RECORDS PROVIDED:
────────────────────────────────────────

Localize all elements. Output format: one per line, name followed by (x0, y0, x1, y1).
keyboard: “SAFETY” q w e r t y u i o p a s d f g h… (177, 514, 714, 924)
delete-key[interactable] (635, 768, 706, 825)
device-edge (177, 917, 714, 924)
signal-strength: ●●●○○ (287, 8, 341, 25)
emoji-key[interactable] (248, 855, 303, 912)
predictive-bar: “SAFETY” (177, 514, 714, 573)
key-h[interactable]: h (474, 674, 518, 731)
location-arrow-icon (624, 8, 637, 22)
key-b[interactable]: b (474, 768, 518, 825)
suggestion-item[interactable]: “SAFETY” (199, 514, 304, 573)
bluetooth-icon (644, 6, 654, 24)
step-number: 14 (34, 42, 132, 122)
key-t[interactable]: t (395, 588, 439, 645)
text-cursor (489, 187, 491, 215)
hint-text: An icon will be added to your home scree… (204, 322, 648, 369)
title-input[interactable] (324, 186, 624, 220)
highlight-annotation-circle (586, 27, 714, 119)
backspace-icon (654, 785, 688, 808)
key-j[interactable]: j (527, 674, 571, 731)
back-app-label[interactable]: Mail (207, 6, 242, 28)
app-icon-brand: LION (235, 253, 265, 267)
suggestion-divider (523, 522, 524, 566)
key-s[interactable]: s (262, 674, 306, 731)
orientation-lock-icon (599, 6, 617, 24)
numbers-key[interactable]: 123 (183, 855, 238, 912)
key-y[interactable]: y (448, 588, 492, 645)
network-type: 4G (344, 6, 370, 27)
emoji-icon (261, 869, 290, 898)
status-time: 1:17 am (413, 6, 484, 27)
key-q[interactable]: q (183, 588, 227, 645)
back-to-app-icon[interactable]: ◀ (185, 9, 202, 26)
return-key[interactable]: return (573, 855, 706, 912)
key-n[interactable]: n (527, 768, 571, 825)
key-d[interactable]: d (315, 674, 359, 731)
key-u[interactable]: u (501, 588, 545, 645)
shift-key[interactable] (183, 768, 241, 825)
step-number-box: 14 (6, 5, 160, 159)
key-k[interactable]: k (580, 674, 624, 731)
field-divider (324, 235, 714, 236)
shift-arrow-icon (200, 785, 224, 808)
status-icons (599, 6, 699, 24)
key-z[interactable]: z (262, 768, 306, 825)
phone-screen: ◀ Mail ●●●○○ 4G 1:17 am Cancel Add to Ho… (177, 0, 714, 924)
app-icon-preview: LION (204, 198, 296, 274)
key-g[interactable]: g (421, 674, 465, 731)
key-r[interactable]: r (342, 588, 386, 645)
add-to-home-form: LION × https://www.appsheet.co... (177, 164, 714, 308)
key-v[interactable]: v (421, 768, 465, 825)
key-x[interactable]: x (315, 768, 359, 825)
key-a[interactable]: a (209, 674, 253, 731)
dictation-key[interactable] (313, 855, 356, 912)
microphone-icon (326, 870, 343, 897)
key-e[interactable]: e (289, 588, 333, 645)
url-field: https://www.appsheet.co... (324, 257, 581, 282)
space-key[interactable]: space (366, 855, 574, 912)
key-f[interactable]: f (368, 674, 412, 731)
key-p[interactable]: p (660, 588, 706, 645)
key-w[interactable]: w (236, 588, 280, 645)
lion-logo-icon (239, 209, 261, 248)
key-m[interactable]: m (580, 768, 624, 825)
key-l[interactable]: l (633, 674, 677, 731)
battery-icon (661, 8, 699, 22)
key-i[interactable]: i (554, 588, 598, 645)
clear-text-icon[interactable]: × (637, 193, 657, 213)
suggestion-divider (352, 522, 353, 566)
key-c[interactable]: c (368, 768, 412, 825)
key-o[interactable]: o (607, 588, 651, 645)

────────────────────────────────────────

GOAL OF THE EXERCISE:
Write out every line of the items above again, replacing "interactable" with "tappable" wherever it occurs and leaving everything else unchanged.

REPLY:
Localize all elements. Output format: one per line, name followed by (x0, y0, x1, y1).
keyboard: “SAFETY” q w e r t y u i o p a s d f g h… (177, 514, 714, 924)
delete-key[tappable] (635, 768, 706, 825)
device-edge (177, 917, 714, 924)
signal-strength: ●●●○○ (287, 8, 341, 25)
emoji-key[tappable] (248, 855, 303, 912)
predictive-bar: “SAFETY” (177, 514, 714, 573)
key-h[tappable]: h (474, 674, 518, 731)
location-arrow-icon (624, 8, 637, 22)
key-b[tappable]: b (474, 768, 518, 825)
suggestion-item[tappable]: “SAFETY” (199, 514, 304, 573)
bluetooth-icon (644, 6, 654, 24)
step-number: 14 (34, 42, 132, 122)
key-t[tappable]: t (395, 588, 439, 645)
text-cursor (489, 187, 491, 215)
hint-text: An icon will be added to your home scree… (204, 322, 648, 369)
title-input[tappable] (324, 186, 624, 220)
highlight-annotation-circle (586, 27, 714, 119)
backspace-icon (654, 785, 688, 808)
key-j[tappable]: j (527, 674, 571, 731)
back-app-label[tappable]: Mail (207, 6, 242, 28)
app-icon-brand: LION (235, 253, 265, 267)
suggestion-divider (523, 522, 524, 566)
key-s[tappable]: s (262, 674, 306, 731)
orientation-lock-icon (599, 6, 617, 24)
numbers-key[tappable]: 123 (183, 855, 238, 912)
key-y[tappable]: y (448, 588, 492, 645)
network-type: 4G (344, 6, 370, 27)
emoji-icon (261, 869, 290, 898)
status-time: 1:17 am (413, 6, 484, 27)
key-q[tappable]: q (183, 588, 227, 645)
back-to-app-icon[tappable]: ◀ (185, 9, 202, 26)
return-key[tappable]: return (573, 855, 706, 912)
key-n[tappable]: n (527, 768, 571, 825)
key-d[tappable]: d (315, 674, 359, 731)
key-u[tappable]: u (501, 588, 545, 645)
shift-key[tappable] (183, 768, 241, 825)
step-number-box: 14 (6, 5, 160, 159)
key-k[tappable]: k (580, 674, 624, 731)
field-divider (324, 235, 714, 236)
shift-arrow-icon (200, 785, 224, 808)
status-icons (599, 6, 699, 24)
key-z[tappable]: z (262, 768, 306, 825)
phone-screen: ◀ Mail ●●●○○ 4G 1:17 am Cancel Add to Ho… (177, 0, 714, 924)
app-icon-preview: LION (204, 198, 296, 274)
key-g[tappable]: g (421, 674, 465, 731)
key-r[tappable]: r (342, 588, 386, 645)
add-to-home-form: LION × https://www.appsheet.co... (177, 164, 714, 308)
key-v[tappable]: v (421, 768, 465, 825)
key-x[tappable]: x (315, 768, 359, 825)
key-a[tappable]: a (209, 674, 253, 731)
dictation-key[tappable] (313, 855, 356, 912)
microphone-icon (326, 870, 343, 897)
key-e[tappable]: e (289, 588, 333, 645)
url-field: https://www.appsheet.co... (324, 257, 581, 282)
space-key[tappable]: space (366, 855, 574, 912)
key-f[tappable]: f (368, 674, 412, 731)
key-p[tappable]: p (660, 588, 706, 645)
key-w[tappable]: w (236, 588, 280, 645)
lion-logo-icon (239, 209, 261, 248)
key-m[tappable]: m (580, 768, 624, 825)
key-l[tappable]: l (633, 674, 677, 731)
battery-icon (661, 8, 699, 22)
key-i[tappable]: i (554, 588, 598, 645)
clear-text-icon[tappable]: × (637, 193, 657, 213)
suggestion-divider (352, 522, 353, 566)
key-c[tappable]: c (368, 768, 412, 825)
key-o[tappable]: o (607, 588, 651, 645)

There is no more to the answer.